### WHAT IS NEEDED
In the listing below, find every line with the string "heading" and pull it out.

### SOURCE RECORDS
-*-

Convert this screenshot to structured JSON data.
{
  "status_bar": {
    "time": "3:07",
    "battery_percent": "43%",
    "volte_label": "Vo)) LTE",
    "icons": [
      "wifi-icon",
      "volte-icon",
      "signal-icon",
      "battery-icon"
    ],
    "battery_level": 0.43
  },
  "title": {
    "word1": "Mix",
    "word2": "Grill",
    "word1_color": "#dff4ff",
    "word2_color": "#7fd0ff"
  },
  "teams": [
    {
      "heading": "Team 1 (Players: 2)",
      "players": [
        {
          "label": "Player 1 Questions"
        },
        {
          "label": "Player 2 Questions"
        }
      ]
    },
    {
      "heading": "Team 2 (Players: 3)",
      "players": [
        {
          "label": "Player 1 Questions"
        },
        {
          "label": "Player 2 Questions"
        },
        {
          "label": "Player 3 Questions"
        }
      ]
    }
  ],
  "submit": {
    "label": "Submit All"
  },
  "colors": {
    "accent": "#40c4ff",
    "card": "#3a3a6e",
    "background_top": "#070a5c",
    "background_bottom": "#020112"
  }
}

-*-

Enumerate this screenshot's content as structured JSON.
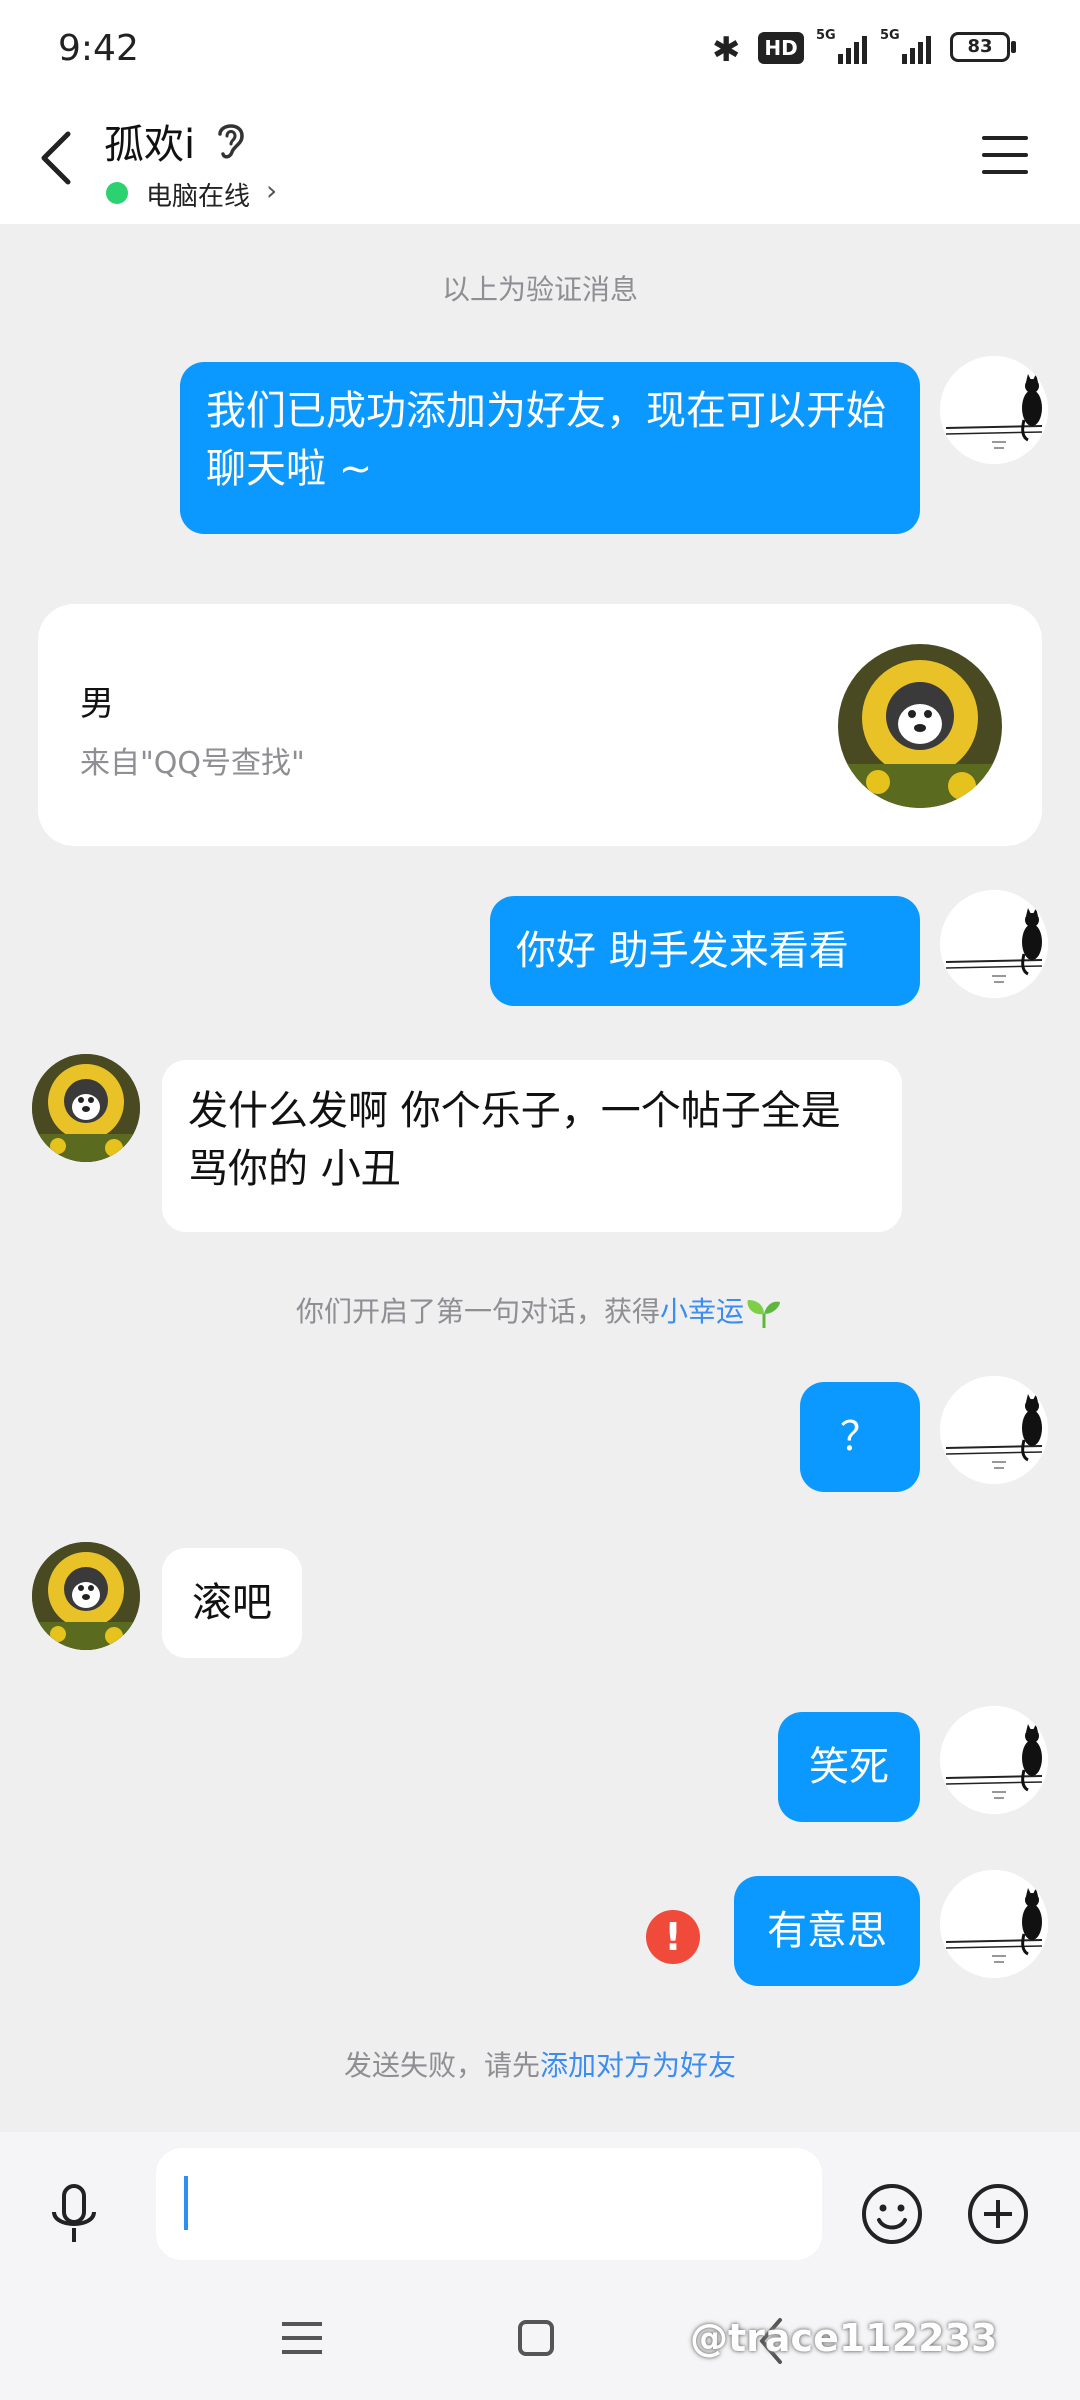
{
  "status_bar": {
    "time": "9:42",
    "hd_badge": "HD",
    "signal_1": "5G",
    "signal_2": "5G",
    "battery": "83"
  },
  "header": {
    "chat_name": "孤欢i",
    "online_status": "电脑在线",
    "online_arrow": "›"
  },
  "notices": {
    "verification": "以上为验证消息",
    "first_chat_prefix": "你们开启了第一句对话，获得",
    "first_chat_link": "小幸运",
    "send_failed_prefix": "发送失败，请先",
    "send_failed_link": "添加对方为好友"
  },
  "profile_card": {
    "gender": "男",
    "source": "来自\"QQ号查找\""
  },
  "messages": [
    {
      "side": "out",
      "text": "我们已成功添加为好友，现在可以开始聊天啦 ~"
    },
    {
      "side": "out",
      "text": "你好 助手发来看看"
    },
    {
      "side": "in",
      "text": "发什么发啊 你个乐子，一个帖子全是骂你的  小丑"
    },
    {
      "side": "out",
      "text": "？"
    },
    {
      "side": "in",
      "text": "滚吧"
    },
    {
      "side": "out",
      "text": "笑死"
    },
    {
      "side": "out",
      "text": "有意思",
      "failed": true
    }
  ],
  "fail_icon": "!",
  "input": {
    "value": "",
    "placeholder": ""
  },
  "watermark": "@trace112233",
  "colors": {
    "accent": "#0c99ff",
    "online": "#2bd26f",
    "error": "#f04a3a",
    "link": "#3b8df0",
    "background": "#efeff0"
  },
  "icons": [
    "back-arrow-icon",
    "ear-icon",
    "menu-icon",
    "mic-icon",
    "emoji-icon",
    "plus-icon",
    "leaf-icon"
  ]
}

-*-

### EXERCISE ANSWER
      "heading": "Team 1 (Players: 2)",
      "heading": "Team 2 (Players: 3)",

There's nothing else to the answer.